Top of Supplied material
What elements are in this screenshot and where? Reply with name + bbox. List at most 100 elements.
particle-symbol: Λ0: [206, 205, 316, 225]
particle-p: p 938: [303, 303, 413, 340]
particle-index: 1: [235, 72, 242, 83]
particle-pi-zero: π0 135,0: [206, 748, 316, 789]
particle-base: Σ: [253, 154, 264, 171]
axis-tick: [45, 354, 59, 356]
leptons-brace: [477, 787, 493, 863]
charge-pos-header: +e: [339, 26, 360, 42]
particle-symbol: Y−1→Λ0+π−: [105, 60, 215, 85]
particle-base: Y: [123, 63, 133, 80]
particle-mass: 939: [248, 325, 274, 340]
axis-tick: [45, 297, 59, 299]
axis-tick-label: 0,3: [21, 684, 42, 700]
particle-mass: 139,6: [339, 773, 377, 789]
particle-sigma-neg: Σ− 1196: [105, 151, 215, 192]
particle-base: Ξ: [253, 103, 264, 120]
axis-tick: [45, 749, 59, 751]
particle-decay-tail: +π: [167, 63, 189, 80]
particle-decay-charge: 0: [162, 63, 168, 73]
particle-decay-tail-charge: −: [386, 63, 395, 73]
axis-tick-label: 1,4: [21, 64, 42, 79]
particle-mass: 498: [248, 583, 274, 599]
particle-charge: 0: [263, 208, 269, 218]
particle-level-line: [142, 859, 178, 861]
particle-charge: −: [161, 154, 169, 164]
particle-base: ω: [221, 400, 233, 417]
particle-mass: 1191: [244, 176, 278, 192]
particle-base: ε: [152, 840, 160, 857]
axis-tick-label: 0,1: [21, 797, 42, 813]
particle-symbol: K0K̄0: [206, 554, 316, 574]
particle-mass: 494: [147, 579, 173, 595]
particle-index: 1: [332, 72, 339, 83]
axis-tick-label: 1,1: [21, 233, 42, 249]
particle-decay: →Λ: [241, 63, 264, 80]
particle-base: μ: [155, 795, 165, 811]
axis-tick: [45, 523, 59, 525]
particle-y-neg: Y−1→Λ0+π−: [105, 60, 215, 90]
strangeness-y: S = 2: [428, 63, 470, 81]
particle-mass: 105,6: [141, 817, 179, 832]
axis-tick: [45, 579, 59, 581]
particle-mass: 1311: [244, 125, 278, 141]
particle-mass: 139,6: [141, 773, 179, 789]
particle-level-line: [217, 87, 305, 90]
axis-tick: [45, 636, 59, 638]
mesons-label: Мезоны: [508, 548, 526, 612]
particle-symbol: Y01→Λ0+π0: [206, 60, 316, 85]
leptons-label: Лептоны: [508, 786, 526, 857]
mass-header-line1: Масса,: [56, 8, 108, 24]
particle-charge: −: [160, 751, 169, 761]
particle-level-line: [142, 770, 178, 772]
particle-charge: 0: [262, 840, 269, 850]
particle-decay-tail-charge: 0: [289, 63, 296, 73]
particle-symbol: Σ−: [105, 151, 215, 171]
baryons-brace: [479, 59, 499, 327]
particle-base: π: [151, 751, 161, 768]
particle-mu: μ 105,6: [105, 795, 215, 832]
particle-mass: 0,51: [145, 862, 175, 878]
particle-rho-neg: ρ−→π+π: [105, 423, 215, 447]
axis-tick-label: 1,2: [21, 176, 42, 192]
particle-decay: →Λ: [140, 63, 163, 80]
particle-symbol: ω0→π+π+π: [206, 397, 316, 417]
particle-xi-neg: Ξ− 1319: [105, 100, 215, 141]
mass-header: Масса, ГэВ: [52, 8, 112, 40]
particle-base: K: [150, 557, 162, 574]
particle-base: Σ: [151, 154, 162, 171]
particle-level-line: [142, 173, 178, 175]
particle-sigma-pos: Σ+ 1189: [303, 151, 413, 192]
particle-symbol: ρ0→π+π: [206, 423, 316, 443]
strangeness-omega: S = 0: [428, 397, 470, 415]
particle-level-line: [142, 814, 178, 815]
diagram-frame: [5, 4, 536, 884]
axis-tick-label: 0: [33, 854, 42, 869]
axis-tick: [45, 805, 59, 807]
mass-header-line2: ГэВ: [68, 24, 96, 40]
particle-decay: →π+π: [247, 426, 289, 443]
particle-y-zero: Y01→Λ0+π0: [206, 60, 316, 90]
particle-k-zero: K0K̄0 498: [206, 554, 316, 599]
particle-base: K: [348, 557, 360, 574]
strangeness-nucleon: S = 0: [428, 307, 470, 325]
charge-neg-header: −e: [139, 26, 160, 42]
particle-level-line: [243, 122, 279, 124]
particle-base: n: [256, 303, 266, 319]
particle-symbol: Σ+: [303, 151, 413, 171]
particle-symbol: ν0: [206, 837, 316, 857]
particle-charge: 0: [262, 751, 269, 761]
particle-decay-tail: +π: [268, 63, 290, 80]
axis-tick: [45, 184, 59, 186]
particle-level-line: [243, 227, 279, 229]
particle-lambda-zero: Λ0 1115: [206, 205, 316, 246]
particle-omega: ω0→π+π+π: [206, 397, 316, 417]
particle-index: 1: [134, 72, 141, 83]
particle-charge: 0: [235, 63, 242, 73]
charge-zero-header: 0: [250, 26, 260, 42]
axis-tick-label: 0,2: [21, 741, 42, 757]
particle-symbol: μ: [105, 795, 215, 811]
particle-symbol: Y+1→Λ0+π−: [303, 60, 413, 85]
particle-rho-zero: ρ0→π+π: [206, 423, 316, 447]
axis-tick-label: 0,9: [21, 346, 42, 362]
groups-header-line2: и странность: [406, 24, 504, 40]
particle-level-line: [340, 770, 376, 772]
Bottom of Supplied material
* [Work instructions]
Give an exact transcription of all the material.

* [Problem solution]
What elements are in this screenshot and where? Reply with name + bbox. List at most 100 elements.
particle-symbol: Λ0: [206, 205, 316, 225]
particle-p: p 938: [303, 303, 413, 340]
particle-index: 1: [235, 72, 242, 83]
particle-pi-zero: π0 135,0: [206, 748, 316, 789]
particle-base: Σ: [253, 154, 264, 171]
axis-tick: [45, 354, 59, 356]
leptons-brace: [477, 787, 493, 863]
charge-pos-header: +e: [339, 26, 360, 42]
particle-symbol: Y−1→Λ0+π−: [105, 60, 215, 85]
particle-base: Y: [123, 63, 133, 80]
particle-mass: 939: [248, 325, 274, 340]
axis-tick: [45, 297, 59, 299]
axis-tick-label: 0,3: [21, 684, 42, 700]
particle-mass: 139,6: [339, 773, 377, 789]
particle-sigma-neg: Σ− 1196: [105, 151, 215, 192]
particle-base: Ξ: [253, 103, 264, 120]
axis-tick: [45, 749, 59, 751]
particle-decay-tail: +π: [167, 63, 189, 80]
particle-decay-charge: 0: [162, 63, 168, 73]
particle-decay-tail-charge: −: [386, 63, 395, 73]
axis-tick-label: 1,4: [21, 64, 42, 79]
particle-mass: 498: [248, 583, 274, 599]
particle-charge: 0: [263, 208, 269, 218]
particle-level-line: [142, 859, 178, 861]
particle-charge: −: [161, 154, 169, 164]
particle-base: ω: [221, 400, 233, 417]
particle-mass: 1191: [244, 176, 278, 192]
particle-base: ε: [152, 840, 160, 857]
axis-tick-label: 0,1: [21, 797, 42, 813]
particle-symbol: K0K̄0: [206, 554, 316, 574]
particle-mass: 494: [147, 579, 173, 595]
particle-index: 1: [332, 72, 339, 83]
axis-tick-label: 1,1: [21, 233, 42, 249]
particle-decay: →Λ: [241, 63, 264, 80]
particle-base: μ: [155, 795, 165, 811]
axis-tick: [45, 523, 59, 525]
particle-y-neg: Y−1→Λ0+π−: [105, 60, 215, 90]
strangeness-y: S = 2: [428, 63, 470, 81]
particle-mass: 105,6: [141, 817, 179, 832]
axis-tick: [45, 579, 59, 581]
particle-mass: 1311: [244, 125, 278, 141]
particle-mass: 139,6: [141, 773, 179, 789]
particle-level-line: [217, 87, 305, 90]
axis-tick: [45, 636, 59, 638]
mesons-label: Мезоны: [508, 548, 526, 612]
particle-symbol: Y01→Λ0+π0: [206, 60, 316, 85]
leptons-label: Лептоны: [508, 786, 526, 857]
mass-header-line1: Масса,: [56, 8, 108, 24]
particle-charge: −: [160, 751, 169, 761]
particle-level-line: [142, 770, 178, 772]
particle-charge: 0: [262, 840, 269, 850]
particle-decay-tail-charge: 0: [289, 63, 296, 73]
particle-symbol: Σ−: [105, 151, 215, 171]
baryons-brace: [479, 59, 499, 327]
particle-base: π: [151, 751, 161, 768]
particle-mu: μ 105,6: [105, 795, 215, 832]
particle-mass: 0,51: [145, 862, 175, 878]
particle-rho-neg: ρ−→π+π: [105, 423, 215, 447]
axis-tick-label: 1,2: [21, 176, 42, 192]
particle-decay: →Λ: [140, 63, 163, 80]
particle-symbol: ω0→π+π+π: [206, 397, 316, 417]
particle-xi-neg: Ξ− 1319: [105, 100, 215, 141]
mass-header: Масса, ГэВ: [52, 8, 112, 40]
particle-base: K: [150, 557, 162, 574]
particle-base: Σ: [151, 154, 162, 171]
particle-level-line: [142, 173, 178, 175]
particle-sigma-pos: Σ+ 1189: [303, 151, 413, 192]
particle-symbol: ρ0→π+π: [206, 423, 316, 443]
strangeness-omega: S = 0: [428, 397, 470, 415]
particle-level-line: [142, 814, 178, 815]
diagram-frame: [5, 4, 536, 884]
axis-tick-label: 0: [33, 854, 42, 869]
axis-tick: [45, 805, 59, 807]
mass-header-line2: ГэВ: [68, 24, 96, 40]
particle-decay: →π+π: [247, 426, 289, 443]
particle-y-zero: Y01→Λ0+π0: [206, 60, 316, 90]
particle-k-zero: K0K̄0 498: [206, 554, 316, 599]
particle-base: K: [348, 557, 360, 574]
strangeness-nucleon: S = 0: [428, 307, 470, 325]
charge-neg-header: −e: [139, 26, 160, 42]
particle-level-line: [243, 122, 279, 124]
particle-base: n: [256, 303, 266, 319]
particle-symbol: Σ+: [303, 151, 413, 171]
particle-symbol: ν0: [206, 837, 316, 857]
particle-charge: 0: [262, 751, 269, 761]
particle-decay-tail: +π: [268, 63, 290, 80]
axis-tick: [45, 184, 59, 186]
particle-level-line: [243, 227, 279, 229]
particle-lambda-zero: Λ0 1115: [206, 205, 316, 246]
particle-omega: ω0→π+π+π: [206, 397, 316, 417]
particle-index: 1: [134, 72, 141, 83]
particle-charge: 0: [235, 63, 242, 73]
charge-zero-header: 0: [250, 26, 260, 42]
axis-tick-label: 0,2: [21, 741, 42, 757]
particle-symbol: μ: [105, 795, 215, 811]
particle-symbol: Y+1→Λ0+π−: [303, 60, 413, 85]
particle-rho-zero: ρ0→π+π: [206, 423, 316, 447]
axis-tick-label: 0,9: [21, 346, 42, 362]
groups-header-line2: и странность: [406, 24, 504, 40]
particle-level-line: [340, 770, 376, 772]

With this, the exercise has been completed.